◆ LISTED ENTRIES:
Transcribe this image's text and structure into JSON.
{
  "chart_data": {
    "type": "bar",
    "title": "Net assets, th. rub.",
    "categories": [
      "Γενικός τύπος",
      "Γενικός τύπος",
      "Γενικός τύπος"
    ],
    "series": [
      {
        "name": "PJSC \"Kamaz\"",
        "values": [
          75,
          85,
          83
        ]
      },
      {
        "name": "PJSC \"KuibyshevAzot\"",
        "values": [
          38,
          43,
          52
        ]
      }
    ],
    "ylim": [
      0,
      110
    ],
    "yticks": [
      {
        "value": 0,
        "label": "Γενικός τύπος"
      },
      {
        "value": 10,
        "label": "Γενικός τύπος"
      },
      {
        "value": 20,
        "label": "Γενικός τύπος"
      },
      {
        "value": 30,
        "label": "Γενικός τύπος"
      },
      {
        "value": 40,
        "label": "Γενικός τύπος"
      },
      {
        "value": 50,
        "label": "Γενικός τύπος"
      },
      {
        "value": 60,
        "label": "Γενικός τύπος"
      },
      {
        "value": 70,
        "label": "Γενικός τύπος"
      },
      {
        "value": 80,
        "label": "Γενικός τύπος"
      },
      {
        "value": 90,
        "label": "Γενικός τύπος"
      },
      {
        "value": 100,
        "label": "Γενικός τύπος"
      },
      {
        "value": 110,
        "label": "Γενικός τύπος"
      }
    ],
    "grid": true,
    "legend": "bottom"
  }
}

◆ WHAT TO PRODUCE: What is the number of lines in the data above that include the word "name"? Answer with that number only.

◆ SOLUTION TO THIS TASK: 2